Requirements: All of the data below must be repeated exactly.

Data records

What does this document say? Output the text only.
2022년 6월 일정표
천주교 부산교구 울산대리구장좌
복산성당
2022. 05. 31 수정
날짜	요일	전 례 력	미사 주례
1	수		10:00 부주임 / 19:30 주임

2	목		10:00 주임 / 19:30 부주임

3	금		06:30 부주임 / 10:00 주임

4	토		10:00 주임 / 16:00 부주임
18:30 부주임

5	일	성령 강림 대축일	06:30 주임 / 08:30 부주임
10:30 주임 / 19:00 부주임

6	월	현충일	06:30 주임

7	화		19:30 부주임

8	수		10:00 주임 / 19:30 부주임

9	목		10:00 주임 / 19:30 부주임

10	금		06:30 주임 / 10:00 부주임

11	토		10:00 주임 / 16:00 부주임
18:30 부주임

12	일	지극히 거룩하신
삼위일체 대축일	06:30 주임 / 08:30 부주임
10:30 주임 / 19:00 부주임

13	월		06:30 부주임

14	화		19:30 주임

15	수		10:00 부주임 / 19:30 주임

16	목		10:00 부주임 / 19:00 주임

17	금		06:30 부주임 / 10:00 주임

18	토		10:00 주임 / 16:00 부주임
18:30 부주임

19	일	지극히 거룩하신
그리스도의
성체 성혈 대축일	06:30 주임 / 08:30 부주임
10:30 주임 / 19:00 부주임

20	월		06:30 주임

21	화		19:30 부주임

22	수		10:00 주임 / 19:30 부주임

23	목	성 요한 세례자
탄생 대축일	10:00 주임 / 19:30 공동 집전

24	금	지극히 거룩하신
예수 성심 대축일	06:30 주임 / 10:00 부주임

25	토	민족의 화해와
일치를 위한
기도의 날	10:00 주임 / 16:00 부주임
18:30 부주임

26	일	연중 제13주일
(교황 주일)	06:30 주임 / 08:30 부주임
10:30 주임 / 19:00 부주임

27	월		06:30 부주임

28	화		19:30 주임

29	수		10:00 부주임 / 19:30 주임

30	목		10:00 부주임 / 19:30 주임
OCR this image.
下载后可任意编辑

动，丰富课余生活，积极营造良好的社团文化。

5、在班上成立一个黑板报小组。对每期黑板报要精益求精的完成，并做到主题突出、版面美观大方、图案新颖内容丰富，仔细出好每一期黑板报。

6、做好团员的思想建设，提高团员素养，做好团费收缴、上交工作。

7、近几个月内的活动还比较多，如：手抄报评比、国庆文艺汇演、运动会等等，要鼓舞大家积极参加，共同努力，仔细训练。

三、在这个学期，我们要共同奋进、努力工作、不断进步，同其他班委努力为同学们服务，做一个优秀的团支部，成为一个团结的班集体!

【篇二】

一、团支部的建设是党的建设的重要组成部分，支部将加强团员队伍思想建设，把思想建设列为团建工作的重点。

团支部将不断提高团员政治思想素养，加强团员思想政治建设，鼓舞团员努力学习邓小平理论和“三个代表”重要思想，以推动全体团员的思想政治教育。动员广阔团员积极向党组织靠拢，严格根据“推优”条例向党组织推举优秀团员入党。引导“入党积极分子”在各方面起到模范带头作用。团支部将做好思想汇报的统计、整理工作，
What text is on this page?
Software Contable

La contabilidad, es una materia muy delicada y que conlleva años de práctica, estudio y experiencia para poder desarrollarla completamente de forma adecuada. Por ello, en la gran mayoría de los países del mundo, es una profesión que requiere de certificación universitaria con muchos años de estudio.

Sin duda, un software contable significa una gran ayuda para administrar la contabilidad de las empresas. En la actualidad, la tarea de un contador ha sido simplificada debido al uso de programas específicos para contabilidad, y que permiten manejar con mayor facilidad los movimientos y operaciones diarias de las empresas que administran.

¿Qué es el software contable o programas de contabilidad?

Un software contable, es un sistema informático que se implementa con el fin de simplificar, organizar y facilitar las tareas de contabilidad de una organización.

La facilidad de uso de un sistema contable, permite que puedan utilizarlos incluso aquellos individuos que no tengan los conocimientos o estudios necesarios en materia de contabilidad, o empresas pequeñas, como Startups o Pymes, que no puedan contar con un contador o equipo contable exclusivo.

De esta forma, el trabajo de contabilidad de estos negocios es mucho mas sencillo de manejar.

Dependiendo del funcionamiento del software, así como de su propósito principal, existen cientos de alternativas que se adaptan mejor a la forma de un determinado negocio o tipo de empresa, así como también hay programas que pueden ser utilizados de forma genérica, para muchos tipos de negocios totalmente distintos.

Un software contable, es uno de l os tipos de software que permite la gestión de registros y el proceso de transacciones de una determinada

Written solution:
What does this document say? Output the text only.
2022년 6월 일정표
천주교 부산교구 울산대리구장좌
복산성당
2022. 05. 31 수정
날짜	요일	전 례 력	미사 주례
1	수		10:00 부주임 / 19:30 주임

2	목		10:00 주임 / 19:30 부주임

3	금		06:30 부주임 / 10:00 주임

4	토		10:00 주임 / 16:00 부주임
18:30 부주임

5	일	성령 강림 대축일	06:30 주임 / 08:30 부주임
10:30 주임 / 19:00 부주임

6	월	현충일	06:30 주임

7	화		19:30 부주임

8	수		10:00 주임 / 19:30 부주임

9	목		10:00 주임 / 19:30 부주임

10	금		06:30 주임 / 10:00 부주임

11	토		10:00 주임 / 16:00 부주임
18:30 부주임

12	일	지극히 거룩하신
삼위일체 대축일	06:30 주임 / 08:30 부주임
10:30 주임 / 19:00 부주임

13	월		06:30 부주임

14	화		19:30 주임

15	수		10:00 부주임 / 19:30 주임

16	목		10:00 부주임 / 19:00 주임

17	금		06:30 부주임 / 10:00 주임

18	토		10:00 주임 / 16:00 부주임
18:30 부주임

19	일	지극히 거룩하신
그리스도의
성체 성혈 대축일	06:30 주임 / 08:30 부주임
10:30 주임 / 19:00 부주임

20	월		06:30 주임

21	화		19:30 부주임

22	수		10:00 주임 / 19:30 부주임

23	목	성 요한 세례자
탄생 대축일	10:00 주임 / 19:30 공동 집전

24	금	지극히 거룩하신
예수 성심 대축일	06:30 주임 / 10:00 부주임

25	토	민족의 화해와
일치를 위한
기도의 날	10:00 주임 / 16:00 부주임
18:30 부주임

26	일	연중 제13주일
(교황 주일)	06:30 주임 / 08:30 부주임
10:30 주임 / 19:00 부주임

27	월		06:30 부주임

28	화		19:30 주임

29	수		10:00 부주임 / 19:30 주임

30	목		10:00 부주임 / 19:30 주임
OCR this image.
下载后可任意编辑

动，丰富课余生活，积极营造良好的社团文化。

5、在班上成立一个黑板报小组。对每期黑板报要精益求精的完成，并做到主题突出、版面美观大方、图案新颖内容丰富，仔细出好每一期黑板报。

6、做好团员的思想建设，提高团员素养，做好团费收缴、上交工作。

7、近几个月内的活动还比较多，如：手抄报评比、国庆文艺汇演、运动会等等，要鼓舞大家积极参加，共同努力，仔细训练。

三、在这个学期，我们要共同奋进、努力工作、不断进步，同其他班委努力为同学们服务，做一个优秀的团支部，成为一个团结的班集体!

【篇二】

一、团支部的建设是党的建设的重要组成部分，支部将加强团员队伍思想建设，把思想建设列为团建工作的重点。

团支部将不断提高团员政治思想素养，加强团员思想政治建设，鼓舞团员努力学习邓小平理论和“三个代表”重要思想，以推动全体团员的思想政治教育。动员广阔团员积极向党组织靠拢，严格根据“推优”条例向党组织推举优秀团员入党。引导“入党积极分子”在各方面起到模范带头作用。团支部将做好思想汇报的统计、整理工作，
What text is on this page?
Software Contable

La contabilidad, es una materia muy delicada y que conlleva años de práctica, estudio y experiencia para poder desarrollarla completamente de forma adecuada. Por ello, en la gran mayoría de los países del mundo, es una profesión que requiere de certificación universitaria con muchos años de estudio.

Sin duda, un software contable significa una gran ayuda para administrar la contabilidad de las empresas. En la actualidad, la tarea de un contador ha sido simplificada debido al uso de programas específicos para contabilidad, y que permiten manejar con mayor facilidad los movimientos y operaciones diarias de las empresas que administran.

¿Qué es el software contable o programas de contabilidad?

Un software contable, es un sistema informático que se implementa con el fin de simplificar, organizar y facilitar las tareas de contabilidad de una organización.

La facilidad de uso de un sistema contable, permite que puedan utilizarlos incluso aquellos individuos que no tengan los conocimientos o estudios necesarios en materia de contabilidad, o empresas pequeñas, como Startups o Pymes, que no puedan contar con un contador o equipo contable exclusivo.

De esta forma, el trabajo de contabilidad de estos negocios es mucho mas sencillo de manejar.

Dependiendo del funcionamiento del software, así como de su propósito principal, existen cientos de alternativas que se adaptan mejor a la forma de un determinado negocio o tipo de empresa, así como también hay programas que pueden ser utilizados de forma genérica, para muchos tipos de negocios totalmente distintos.

Un software contable, es uno de l os tipos de software que permite la gestión de registros y el proceso de transacciones de una determinada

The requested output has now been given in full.